▶ [Data for processing]:
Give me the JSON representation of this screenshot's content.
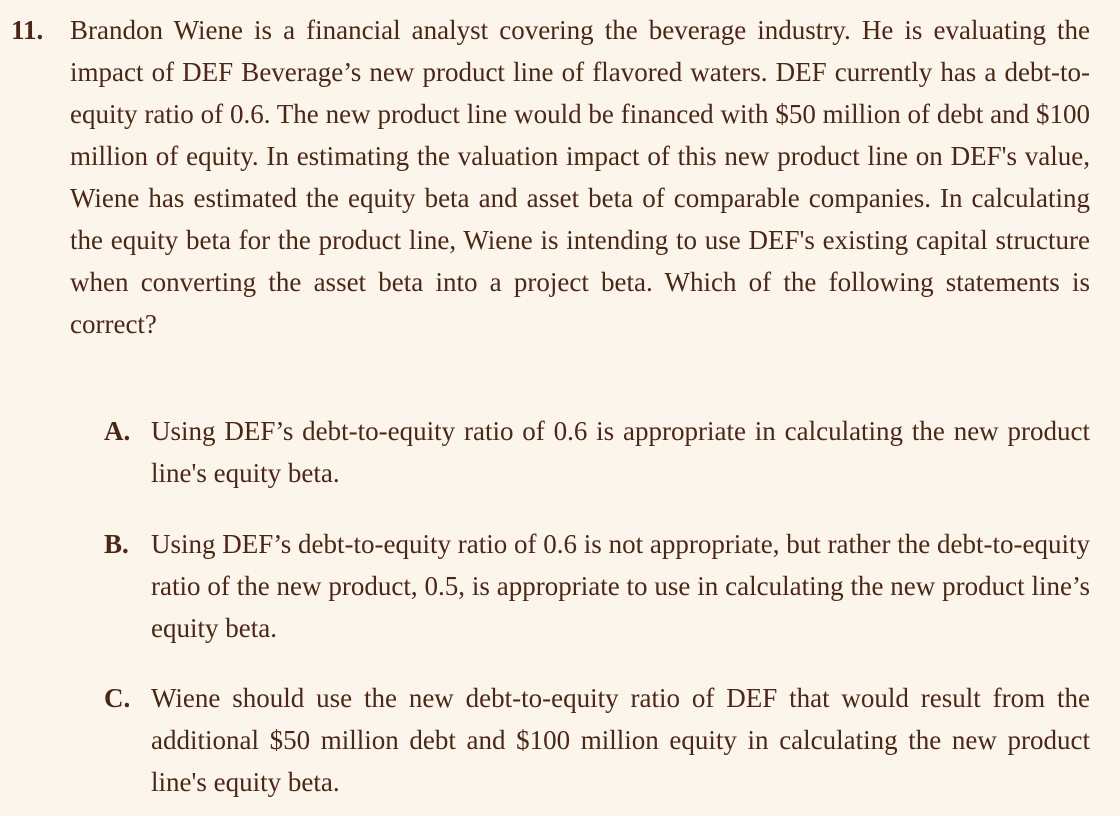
{
  "question": {
    "number": "11.",
    "stem": "Brandon Wiene is a financial analyst covering the beverage industry. He is evaluating the impact of DEF Beverage’s new product line of flavored waters. DEF currently has a debt-to-equity ratio of 0.6. The new product line would be financed with $50 million of debt and $100 million of equity. In estimating the valuation impact of this new product line on DEF's value, Wiene has estimated the equity beta and asset beta of comparable companies. In calculating the equity beta for the product line, Wiene is intending to use DEF's existing capital structure when converting the asset beta into a project beta. Which of the following statements is correct?"
  },
  "options": [
    {
      "letter": "A.",
      "text": "Using DEF’s debt-to-equity ratio of 0.6 is appropriate in calculating the new product line's equity beta."
    },
    {
      "letter": "B.",
      "text": "Using DEF’s debt-to-equity ratio of 0.6 is not appropriate, but rather the debt-to-equity ratio of the new product, 0.5, is appropriate to use in calculating the new product line’s equity beta."
    },
    {
      "letter": "C.",
      "text": "Wiene should use the new debt-to-equity ratio of DEF that would result from the additional $50 million debt and $100 million equity in calculating the new product line's equity beta."
    }
  ],
  "colors": {
    "background": "#fbf5ec",
    "text": "#4b2718"
  }
}
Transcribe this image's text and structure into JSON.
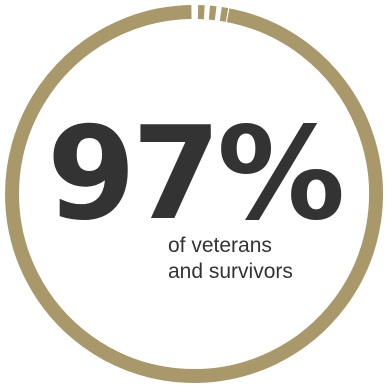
{
  "chart_data": {
    "type": "pie",
    "value": 97,
    "value_label": "97%",
    "remaining_value": 3,
    "max": 100,
    "caption_lines": [
      "of veterans",
      "and survivors"
    ],
    "segments_in_gap": 3
  },
  "colors": {
    "ring": "#a9996a",
    "text": "#333333",
    "background": "#ffffff"
  }
}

▶ [The exercise]:
Determine how many lines of the listing above hold the word "million". Report that number without anything else.

▶ [Result]:
2